Exercise text:
....

Recently I noted to someone born in the Soviet Union that my uncle starved to death in a Soviet gulag after the war. She immediately asked how I knew this. Good question!
It is a sad but also surprising, almost unbelievable, story.
In 1946, prisoners of war (POWs) and interned German
civilians occupied 267 forced labour camps, 392 labour battalions and 178
“special hospitals” over the whole territory of the Soviet Union. The forced
labour of Germans was considered by the USSR to be part of the German war
reparations for damage inflicted during the war.
A decade later with the political transition from Stalin to
Khrushchev, the remaining POW labour camps were closed and the last German POWs
were released.
My mother’s brother Franz Bräul Jr. had been imprisoned in
one of these camps after being captured in German uniform in 1945. Just before
my uncle died (1954), he instructed his fellow POW Fritz (Franz) Müller, “If
you are able to write to your relatives, then please ask them to find my mother
and siblings and tell them that I died.”
In 1956 this friend inquired by a family near the prison (many Russo-Germans had been forcibly settled in that region) if they knew anyone with the name “Bräul”. They did not, but nonetheless he gave them a slip of paper with the notice of Franz’s death before leaving for Germany.
Sometime later a Mennonite woman named Maria Duerksen came
from a neighbouring village to visit this family. A child was playing with a
box of papers. Maria Duerksen happened to glance down at one of the papers and
said, “Where did you get this from? I know him, I went to school with him!” She
had been in school with Franz in Marienthal many years earlier.
A small miracle? What are the chances!
She took that paper with her and could eventually contact a Marienthal family in British Columbia, Canada. My mother and grandmother arrived from Paraguay to Canada in 1955; in 1957 they received a letter from that B.C. family telling my Oma that they had received a note from this former Marienthaler in the USSR indicating that Franz had died. My uncle Walter remembered that when the news came “it was so sad – as if he had just died.” Unfortunately, there is no picture of Franz as a teenager or adult, but there is this fragmentary story.
Apparently he was captured by the Americans, was handed over
to the Soviets and then sent to a Siberian POW forced labour camp.

....

(Dataset entries)
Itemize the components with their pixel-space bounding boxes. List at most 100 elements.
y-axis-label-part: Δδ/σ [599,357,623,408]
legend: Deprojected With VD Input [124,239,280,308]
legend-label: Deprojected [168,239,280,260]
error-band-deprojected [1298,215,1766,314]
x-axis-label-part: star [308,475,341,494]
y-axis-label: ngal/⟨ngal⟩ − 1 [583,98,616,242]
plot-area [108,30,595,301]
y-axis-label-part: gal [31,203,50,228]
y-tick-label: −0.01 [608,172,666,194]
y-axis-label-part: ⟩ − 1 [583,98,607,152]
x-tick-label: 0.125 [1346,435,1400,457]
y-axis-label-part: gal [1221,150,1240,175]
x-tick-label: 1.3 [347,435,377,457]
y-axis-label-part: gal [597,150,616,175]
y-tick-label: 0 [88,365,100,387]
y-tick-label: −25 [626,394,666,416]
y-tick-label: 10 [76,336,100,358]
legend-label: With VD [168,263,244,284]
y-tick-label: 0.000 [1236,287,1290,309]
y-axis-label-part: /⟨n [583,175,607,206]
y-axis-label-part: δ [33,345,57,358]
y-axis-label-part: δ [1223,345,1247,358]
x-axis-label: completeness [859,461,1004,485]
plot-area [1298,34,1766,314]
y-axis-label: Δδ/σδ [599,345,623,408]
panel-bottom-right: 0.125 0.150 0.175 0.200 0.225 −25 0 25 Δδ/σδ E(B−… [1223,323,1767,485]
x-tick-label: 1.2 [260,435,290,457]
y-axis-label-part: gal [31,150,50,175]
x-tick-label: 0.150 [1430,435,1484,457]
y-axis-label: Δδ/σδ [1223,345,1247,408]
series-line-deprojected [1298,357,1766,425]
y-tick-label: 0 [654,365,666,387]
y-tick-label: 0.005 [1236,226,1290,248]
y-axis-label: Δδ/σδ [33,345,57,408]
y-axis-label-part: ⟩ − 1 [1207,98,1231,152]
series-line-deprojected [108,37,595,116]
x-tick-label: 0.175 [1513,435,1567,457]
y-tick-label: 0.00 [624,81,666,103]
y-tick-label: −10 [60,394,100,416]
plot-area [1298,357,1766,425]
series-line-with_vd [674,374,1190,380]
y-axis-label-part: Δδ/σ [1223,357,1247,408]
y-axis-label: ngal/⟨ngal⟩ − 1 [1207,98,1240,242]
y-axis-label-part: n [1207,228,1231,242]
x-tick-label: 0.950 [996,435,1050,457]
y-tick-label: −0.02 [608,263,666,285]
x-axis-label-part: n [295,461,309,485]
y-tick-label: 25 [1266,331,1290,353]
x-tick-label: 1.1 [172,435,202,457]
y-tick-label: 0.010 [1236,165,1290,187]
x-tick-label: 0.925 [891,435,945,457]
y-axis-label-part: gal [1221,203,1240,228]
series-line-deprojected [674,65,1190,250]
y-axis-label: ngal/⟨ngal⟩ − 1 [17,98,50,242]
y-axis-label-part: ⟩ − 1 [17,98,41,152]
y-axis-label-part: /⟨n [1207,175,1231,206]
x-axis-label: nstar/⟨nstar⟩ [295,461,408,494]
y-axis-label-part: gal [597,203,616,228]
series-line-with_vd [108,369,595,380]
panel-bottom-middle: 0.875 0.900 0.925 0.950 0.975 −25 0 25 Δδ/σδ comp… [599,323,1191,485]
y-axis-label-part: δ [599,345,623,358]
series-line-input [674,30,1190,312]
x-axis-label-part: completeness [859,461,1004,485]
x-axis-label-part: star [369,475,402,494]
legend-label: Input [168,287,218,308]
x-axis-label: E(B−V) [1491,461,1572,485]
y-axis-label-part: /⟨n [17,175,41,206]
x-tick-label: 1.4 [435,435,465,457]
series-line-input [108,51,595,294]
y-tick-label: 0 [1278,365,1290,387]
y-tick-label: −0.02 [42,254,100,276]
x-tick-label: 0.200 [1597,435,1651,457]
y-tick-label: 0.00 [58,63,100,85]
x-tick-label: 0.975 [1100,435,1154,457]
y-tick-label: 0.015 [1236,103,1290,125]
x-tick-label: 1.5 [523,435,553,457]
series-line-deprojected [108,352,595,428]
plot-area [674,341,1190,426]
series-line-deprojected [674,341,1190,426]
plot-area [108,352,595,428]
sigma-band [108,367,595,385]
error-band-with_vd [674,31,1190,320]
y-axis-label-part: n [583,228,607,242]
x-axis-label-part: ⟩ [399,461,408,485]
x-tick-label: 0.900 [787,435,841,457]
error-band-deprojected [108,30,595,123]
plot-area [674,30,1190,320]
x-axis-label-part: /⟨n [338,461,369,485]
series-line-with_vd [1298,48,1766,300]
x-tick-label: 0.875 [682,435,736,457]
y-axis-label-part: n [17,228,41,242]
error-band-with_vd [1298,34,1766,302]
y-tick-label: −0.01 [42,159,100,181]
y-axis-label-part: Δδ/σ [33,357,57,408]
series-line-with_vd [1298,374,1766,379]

....

Work to complete: Reproduce word for word the part of the story of the uncle who died in a Soviet labor camp that opens with the words containing "She took that" and closes with "forced labour camp.". The records have no connection to the story of the uncle who died in a Soviet labor camp.

Task result:
She took that paper with her and could eventually contact a Marienthal family in British Columbia, Canada. My mother and grandmother arrived from Paraguay to Canada in 1955; in 1957 they received a letter from that B.C. family telling my Oma that they had received a note from this former Marienthaler in the USSR indicating that Franz had died. My uncle Walter remembered that when the news came “it was so sad – as if he had just died.” Unfortunately, there is no picture of Franz as a teenager or adult, but there is this fragmentary story.
Apparently he was captured by the Americans, was handed over
to the Soviets and then sent to a Siberian POW forced labour camp.